- **ИСХОДНЫЙ ТЕКСТ**
--- --- ---

Хоть и больно будет тебе, расскажу все по порядку. Батьку твоего фашисты как угнали, так ничего и не слышно о нем. Дашу твою тоже было погнали, но она сбежала. Ее поймали, обвязали гранатами и кинули в реку Буг. Такую вот смерть ей придумали звери фашисты.

Когда деревни нашей не стало, и от нее уже и дымом не пахло, я с матерью твоей и сыновьями твоими Колей и Мишей жила в окопах. Наложили сверху хвороста, соломы и жили. Мокро очень было. Коля простудился, воспалением легких болел. Слава богу, выжил тогда. Потоп его сыпняк валял, но тоже выжил. Среди бела дня прилетели немецкие самолеты и низко-низко летали над окопами и стреляли по нам. Когда они улетели, приходил комендант проверять, правильно ли стреляли, сколько жертв. Он ушел, и самолеты опять прилетели. Люди расползались в разные стороны, кто без руки, кто без ноги, у других внутренности волочились по земле.

Коля сейчас в Харькове. У него как-то назад руки вывернуло и лицо скосилось. Мама твоя не выдержала, с ней что-то случилось после бомбежки, и она стала заговариваться. Водили в больницу. Немецкие доктора посмотрели на нее и дали чего-то. Она после этого умерла.

В деревне нам нельзя было ходить. Когда на дорогах появлялся кто-нибудь гражданский, мы все выползали навстречу и говорили одно слово: «Спаси...» Ну после этого кто-нибудь и принесет несколько картошин или еще что. По одной картошинке съедим, бывало, по другой оставим.

Гришутка, родименький! Жить мне осталось, может, мало, так я опишу тебе, где родные твои похоронены. Может, будешь в этих местах, так зайди, поклонись. Дашина могилка на краю гая Пронского, рядом с криницей. Самой-то Даши там нет, ее всю на куски разорвало и унесло водой. Маму похоронили в лесу около Королевки, на кладбище фашисты хоронить не разрешили. На могилке мы камень положили и дерном ее обнесли.

--- --- ---

- **ПИСЬМЕННОЕ ЗАДАНИЕ A**
Перескажи короче абзац исходного текста, который начинается словами «В деревне нам нельзя было ходить», и сохрани его главные факты.

--- --- ---

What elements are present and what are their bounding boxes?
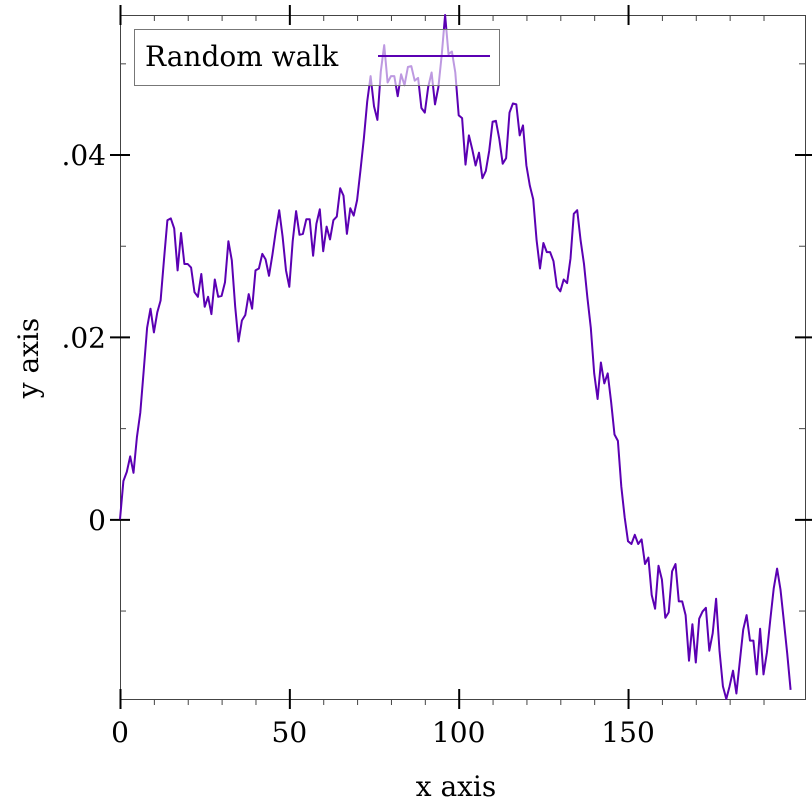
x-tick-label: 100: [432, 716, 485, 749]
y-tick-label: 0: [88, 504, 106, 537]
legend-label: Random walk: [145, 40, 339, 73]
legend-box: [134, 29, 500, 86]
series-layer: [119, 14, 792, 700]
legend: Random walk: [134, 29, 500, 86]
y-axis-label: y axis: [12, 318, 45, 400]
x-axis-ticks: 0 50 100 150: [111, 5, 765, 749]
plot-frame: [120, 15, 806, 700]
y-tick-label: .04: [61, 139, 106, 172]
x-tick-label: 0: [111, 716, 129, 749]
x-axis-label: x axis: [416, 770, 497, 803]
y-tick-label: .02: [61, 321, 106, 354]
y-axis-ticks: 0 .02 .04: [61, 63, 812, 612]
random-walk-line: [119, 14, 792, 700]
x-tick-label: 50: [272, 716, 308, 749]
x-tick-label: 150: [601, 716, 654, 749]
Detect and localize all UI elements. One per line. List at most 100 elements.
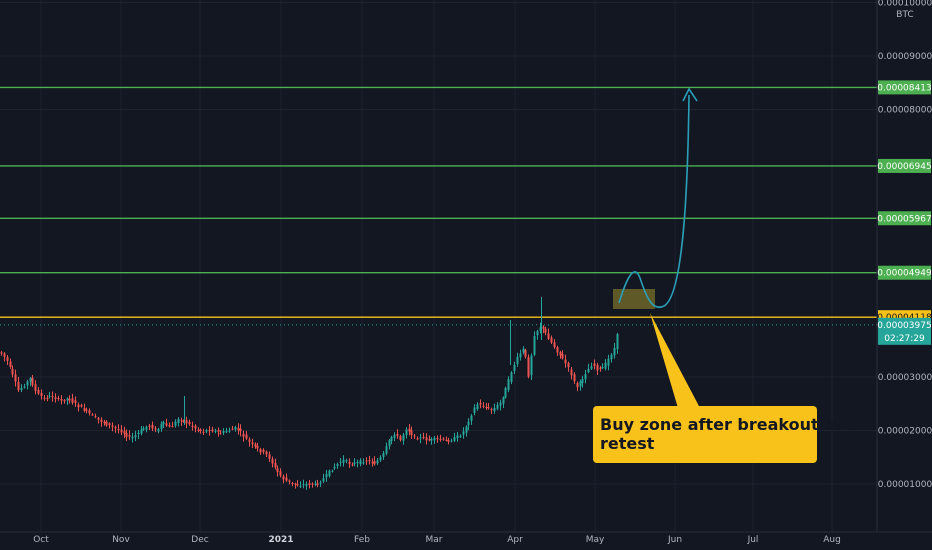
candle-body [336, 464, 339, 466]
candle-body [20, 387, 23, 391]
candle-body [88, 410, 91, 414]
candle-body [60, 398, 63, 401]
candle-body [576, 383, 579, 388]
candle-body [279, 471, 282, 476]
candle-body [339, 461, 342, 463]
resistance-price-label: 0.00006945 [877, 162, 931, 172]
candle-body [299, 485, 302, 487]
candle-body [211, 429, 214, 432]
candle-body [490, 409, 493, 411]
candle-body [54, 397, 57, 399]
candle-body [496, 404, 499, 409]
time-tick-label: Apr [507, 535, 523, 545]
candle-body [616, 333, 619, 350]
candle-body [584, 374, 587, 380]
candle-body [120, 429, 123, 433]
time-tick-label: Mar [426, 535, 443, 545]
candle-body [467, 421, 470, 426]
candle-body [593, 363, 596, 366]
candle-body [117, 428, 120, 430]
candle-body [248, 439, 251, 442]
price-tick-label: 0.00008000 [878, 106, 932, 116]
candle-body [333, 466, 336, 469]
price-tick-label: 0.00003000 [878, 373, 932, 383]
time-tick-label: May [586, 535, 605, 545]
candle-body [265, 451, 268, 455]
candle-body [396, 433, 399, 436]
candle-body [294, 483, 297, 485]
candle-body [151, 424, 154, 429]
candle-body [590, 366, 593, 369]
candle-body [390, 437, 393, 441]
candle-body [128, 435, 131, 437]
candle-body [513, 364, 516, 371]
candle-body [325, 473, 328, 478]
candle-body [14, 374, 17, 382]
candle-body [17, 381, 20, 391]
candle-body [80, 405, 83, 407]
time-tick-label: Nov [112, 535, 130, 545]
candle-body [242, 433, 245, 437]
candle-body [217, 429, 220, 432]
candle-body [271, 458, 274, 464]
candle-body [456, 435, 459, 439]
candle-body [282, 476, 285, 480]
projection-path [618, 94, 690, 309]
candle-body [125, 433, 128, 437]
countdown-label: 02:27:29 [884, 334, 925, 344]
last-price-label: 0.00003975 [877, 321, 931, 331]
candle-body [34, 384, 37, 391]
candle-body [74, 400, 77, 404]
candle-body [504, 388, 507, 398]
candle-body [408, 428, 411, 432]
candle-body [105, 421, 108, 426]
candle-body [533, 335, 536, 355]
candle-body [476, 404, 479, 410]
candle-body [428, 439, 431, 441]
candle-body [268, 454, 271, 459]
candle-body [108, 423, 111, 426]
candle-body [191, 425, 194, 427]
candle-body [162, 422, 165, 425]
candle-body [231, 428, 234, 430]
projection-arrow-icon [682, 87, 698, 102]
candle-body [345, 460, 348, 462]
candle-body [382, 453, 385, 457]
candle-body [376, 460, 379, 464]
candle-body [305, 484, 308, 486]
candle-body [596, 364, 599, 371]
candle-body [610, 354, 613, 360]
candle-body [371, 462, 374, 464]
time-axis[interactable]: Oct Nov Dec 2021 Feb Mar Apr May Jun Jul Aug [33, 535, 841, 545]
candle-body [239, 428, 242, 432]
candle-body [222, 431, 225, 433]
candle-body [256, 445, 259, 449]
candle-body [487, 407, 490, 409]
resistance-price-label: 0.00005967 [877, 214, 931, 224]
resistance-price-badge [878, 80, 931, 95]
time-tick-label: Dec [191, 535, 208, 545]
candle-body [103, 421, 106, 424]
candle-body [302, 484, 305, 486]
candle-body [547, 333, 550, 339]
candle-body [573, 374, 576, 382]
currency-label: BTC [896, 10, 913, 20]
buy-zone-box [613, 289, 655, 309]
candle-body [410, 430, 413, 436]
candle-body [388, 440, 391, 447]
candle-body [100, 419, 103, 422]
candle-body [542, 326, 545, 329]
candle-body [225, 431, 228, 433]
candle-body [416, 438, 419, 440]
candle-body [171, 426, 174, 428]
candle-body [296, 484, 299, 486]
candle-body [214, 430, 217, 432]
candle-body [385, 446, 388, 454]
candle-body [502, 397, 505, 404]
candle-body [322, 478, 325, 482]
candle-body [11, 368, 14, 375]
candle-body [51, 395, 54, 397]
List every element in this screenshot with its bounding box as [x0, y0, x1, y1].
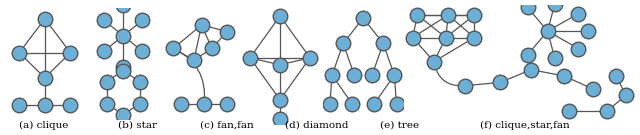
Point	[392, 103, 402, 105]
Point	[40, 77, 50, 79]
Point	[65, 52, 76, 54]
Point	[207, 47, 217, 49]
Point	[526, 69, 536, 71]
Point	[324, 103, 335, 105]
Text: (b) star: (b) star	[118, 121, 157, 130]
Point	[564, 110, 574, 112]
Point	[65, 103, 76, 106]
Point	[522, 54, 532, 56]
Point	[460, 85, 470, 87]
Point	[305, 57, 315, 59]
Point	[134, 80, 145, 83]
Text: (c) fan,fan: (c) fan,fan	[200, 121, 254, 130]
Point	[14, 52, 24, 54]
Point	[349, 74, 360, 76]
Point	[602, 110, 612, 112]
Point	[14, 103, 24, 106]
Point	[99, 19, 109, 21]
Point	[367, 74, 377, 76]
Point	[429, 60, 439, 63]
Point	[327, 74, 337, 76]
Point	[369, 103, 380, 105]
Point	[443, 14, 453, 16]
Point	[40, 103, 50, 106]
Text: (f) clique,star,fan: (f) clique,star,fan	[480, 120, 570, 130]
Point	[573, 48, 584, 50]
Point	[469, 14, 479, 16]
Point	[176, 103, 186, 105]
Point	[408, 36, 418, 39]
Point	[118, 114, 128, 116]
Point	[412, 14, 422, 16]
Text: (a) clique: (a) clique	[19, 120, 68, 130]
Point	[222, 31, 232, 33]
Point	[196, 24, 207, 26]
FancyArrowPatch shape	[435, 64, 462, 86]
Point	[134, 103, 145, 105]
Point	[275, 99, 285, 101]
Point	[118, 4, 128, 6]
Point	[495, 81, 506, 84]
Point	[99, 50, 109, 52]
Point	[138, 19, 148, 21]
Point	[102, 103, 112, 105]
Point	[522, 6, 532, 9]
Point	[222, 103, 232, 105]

--- --- ---

- **ПИСЬМЕННОЕ ЗАДАНИЕ B**
Подставь «Random path» вместо «Random walk» в строках данных, от строки с «x-tick-label: 100: [432, 716, 485, 749]» до строки с «x-axis-ticks: 0 50» включительно, и выведи только эти строки, больше ничего в них не меняя.

- **ПРАВИЛЬНЫЙ РЕЗУЛЬТАТ A**
Ходить в деревню было нельзя. Если на дороге появлялся кто-то гражданский, все выползали ему навстречу со словом «Спаси...», и потом кто-нибудь приносил несколько картошин или что-то ещё. Съедали по одной картофелине, а по другой оставляли.

- **ПРАВИЛЬНЫЙ РЕЗУЛЬТАТ B**
x-tick-label: 100: [432, 716, 485, 749]
y-tick-label: 0: [88, 504, 106, 537]
legend-label: Random path: [145, 40, 339, 73]
legend-box: [134, 29, 500, 86]
series-layer: [119, 14, 792, 700]
legend: Random path: [134, 29, 500, 86]
y-axis-label: y axis: [12, 318, 45, 400]
x-axis-ticks: 0 50 100 150: [111, 5, 765, 749]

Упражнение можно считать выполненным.